■ **Source records**:
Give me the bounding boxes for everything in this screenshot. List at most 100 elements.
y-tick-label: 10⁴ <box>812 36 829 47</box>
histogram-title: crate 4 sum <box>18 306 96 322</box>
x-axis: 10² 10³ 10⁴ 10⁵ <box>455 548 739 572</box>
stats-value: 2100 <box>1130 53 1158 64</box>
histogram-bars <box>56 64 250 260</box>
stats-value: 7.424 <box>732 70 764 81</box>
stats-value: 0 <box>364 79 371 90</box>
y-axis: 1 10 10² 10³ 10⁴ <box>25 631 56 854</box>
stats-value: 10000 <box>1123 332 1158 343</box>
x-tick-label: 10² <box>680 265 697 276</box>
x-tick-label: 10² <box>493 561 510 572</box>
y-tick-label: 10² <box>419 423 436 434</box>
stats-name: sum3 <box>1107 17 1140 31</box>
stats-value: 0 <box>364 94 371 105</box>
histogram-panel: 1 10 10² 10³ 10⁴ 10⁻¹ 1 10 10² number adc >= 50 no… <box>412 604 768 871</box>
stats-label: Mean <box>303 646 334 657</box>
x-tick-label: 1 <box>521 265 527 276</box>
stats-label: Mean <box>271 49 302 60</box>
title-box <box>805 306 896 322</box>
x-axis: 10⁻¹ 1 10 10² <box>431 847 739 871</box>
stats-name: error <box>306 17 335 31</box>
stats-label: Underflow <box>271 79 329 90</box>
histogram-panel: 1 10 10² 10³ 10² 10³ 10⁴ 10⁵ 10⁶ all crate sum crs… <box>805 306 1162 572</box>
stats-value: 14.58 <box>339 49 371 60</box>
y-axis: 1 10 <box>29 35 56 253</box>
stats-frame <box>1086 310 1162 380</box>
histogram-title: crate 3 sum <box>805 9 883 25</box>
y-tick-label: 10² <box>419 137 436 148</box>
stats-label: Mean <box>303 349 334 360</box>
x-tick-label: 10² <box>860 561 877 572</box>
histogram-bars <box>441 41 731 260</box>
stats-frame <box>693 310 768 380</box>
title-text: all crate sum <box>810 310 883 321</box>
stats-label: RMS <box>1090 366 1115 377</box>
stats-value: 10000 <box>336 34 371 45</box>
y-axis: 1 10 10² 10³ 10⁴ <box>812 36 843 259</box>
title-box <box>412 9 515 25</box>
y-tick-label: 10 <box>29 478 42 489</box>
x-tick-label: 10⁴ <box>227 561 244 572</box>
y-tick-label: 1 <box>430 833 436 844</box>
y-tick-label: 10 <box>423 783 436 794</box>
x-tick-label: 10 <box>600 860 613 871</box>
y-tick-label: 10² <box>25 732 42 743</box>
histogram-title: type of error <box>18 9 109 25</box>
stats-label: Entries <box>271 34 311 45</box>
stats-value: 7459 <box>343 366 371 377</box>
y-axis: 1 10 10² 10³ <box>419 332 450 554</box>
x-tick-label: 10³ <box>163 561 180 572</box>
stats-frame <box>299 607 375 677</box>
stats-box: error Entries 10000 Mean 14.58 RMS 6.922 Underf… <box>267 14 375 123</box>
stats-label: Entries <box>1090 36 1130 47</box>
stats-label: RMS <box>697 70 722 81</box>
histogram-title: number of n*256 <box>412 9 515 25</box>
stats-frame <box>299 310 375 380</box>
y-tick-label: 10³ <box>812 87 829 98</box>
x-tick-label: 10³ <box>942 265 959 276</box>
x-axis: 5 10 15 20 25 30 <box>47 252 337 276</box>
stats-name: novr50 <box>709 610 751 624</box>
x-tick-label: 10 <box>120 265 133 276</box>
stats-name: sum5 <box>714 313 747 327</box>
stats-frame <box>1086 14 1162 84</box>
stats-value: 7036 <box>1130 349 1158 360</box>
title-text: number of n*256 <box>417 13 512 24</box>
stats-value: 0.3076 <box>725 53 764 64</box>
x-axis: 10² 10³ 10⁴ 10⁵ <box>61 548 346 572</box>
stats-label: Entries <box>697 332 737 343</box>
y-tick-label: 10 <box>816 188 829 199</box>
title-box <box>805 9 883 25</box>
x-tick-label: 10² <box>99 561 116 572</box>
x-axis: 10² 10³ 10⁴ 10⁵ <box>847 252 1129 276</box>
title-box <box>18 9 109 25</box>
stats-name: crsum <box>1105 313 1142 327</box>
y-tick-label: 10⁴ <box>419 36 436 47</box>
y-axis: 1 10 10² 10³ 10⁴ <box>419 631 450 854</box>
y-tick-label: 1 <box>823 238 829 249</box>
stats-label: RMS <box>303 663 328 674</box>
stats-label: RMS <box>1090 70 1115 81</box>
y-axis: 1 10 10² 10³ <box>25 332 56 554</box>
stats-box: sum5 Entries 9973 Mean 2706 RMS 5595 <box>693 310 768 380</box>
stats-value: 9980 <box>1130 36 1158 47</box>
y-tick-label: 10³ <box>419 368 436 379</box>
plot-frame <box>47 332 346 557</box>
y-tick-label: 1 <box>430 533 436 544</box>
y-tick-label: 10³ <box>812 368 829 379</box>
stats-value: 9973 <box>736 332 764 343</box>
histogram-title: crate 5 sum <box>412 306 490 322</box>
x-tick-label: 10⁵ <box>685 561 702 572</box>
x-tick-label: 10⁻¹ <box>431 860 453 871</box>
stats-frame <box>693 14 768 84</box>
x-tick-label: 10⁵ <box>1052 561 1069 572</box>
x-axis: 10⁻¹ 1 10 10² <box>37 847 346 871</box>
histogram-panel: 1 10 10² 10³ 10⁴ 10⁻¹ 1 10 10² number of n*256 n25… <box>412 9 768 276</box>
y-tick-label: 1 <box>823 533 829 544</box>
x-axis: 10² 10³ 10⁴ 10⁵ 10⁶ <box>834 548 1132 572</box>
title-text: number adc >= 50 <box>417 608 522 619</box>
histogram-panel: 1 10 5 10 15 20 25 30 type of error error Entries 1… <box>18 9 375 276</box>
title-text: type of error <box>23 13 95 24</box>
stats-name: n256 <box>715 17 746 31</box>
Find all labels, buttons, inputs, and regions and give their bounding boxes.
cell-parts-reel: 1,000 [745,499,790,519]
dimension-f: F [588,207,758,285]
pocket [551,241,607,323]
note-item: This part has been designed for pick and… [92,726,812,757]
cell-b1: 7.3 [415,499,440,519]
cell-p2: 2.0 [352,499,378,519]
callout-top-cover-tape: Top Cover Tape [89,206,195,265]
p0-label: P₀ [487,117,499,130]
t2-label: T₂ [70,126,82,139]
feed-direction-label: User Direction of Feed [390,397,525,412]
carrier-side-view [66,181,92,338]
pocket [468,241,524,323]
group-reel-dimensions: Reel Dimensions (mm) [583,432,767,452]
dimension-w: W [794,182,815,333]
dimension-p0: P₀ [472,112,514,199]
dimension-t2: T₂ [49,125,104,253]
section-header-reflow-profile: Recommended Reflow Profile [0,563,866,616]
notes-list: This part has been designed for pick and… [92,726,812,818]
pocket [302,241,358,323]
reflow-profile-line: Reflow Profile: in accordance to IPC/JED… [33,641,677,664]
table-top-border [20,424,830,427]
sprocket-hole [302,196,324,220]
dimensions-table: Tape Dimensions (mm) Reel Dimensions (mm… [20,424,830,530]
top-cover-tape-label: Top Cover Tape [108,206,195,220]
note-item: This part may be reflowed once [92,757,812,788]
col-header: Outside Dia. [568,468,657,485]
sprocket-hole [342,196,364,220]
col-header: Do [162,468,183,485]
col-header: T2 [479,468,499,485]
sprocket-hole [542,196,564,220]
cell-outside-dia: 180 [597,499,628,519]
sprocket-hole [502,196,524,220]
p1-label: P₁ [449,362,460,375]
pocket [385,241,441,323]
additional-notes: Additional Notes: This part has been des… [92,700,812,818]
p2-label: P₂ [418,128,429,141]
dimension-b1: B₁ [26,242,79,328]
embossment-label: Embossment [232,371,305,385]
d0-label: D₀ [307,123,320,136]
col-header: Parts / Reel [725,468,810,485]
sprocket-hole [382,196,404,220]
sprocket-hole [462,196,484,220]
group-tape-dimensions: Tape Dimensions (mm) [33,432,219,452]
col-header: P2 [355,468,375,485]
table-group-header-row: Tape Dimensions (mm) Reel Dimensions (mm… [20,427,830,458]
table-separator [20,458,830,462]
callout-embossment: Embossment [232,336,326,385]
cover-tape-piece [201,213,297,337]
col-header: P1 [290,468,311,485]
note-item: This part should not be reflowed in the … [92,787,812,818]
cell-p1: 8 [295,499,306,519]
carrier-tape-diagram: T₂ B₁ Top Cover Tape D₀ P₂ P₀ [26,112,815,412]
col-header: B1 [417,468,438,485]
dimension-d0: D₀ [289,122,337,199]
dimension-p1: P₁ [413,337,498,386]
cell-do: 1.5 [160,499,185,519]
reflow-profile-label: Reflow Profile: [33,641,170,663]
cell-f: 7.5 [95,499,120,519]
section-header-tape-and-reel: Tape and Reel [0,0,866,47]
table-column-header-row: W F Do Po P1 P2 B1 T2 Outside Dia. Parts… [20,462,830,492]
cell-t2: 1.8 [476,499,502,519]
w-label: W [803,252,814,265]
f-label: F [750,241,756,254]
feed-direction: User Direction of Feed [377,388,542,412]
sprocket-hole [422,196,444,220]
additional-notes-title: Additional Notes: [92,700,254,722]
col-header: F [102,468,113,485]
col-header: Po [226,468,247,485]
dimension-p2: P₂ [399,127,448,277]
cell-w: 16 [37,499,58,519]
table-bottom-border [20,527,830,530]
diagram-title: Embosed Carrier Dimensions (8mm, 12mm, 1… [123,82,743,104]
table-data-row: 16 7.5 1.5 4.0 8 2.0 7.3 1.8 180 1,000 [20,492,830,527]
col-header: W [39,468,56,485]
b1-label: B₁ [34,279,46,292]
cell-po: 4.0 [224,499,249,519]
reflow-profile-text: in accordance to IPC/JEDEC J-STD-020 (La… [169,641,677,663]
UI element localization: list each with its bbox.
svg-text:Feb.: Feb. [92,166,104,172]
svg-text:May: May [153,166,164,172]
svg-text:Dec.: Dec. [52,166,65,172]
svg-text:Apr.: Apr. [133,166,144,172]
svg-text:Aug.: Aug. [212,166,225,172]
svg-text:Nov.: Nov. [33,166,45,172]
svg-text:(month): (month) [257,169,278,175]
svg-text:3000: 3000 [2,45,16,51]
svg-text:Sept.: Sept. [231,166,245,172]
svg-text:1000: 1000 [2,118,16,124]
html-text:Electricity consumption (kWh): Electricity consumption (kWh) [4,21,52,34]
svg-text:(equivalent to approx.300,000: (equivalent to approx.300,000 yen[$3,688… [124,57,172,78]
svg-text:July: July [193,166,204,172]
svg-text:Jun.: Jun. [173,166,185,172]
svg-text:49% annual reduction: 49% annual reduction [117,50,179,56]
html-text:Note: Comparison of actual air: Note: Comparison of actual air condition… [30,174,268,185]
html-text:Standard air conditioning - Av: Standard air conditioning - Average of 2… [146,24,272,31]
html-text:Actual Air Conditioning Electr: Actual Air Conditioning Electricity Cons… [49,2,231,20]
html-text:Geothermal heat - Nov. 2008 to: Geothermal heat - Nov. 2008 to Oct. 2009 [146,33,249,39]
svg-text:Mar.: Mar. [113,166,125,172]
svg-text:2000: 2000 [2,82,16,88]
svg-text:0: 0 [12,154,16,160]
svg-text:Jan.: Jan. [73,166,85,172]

■ **Task instructions**: Can you print the listing word for word, starting from its first line and ending with the line that contains "x-tick-label: 1 <box>521 265 527 276</box>"?

■ **Full output**:
Give me the bounding boxes for everything in this screenshot. List at most 100 elements.
y-tick-label: 10⁴ <box>812 36 829 47</box>
histogram-title: crate 4 sum <box>18 306 96 322</box>
x-axis: 10² 10³ 10⁴ 10⁵ <box>455 548 739 572</box>
stats-value: 2100 <box>1130 53 1158 64</box>
histogram-bars <box>56 64 250 260</box>
stats-value: 7.424 <box>732 70 764 81</box>
stats-value: 0 <box>364 79 371 90</box>
y-axis: 1 10 10² 10³ 10⁴ <box>25 631 56 854</box>
stats-value: 10000 <box>1123 332 1158 343</box>
x-tick-label: 10² <box>680 265 697 276</box>
x-tick-label: 10² <box>493 561 510 572</box>
y-tick-label: 10² <box>419 423 436 434</box>
stats-name: sum3 <box>1107 17 1140 31</box>
stats-value: 0 <box>364 94 371 105</box>
histogram-panel: 1 10 10² 10³ 10⁴ 10⁻¹ 1 10 10² number adc >= 50 no… <box>412 604 768 871</box>
stats-label: Mean <box>303 646 334 657</box>
x-tick-label: 1 <box>521 265 527 276</box>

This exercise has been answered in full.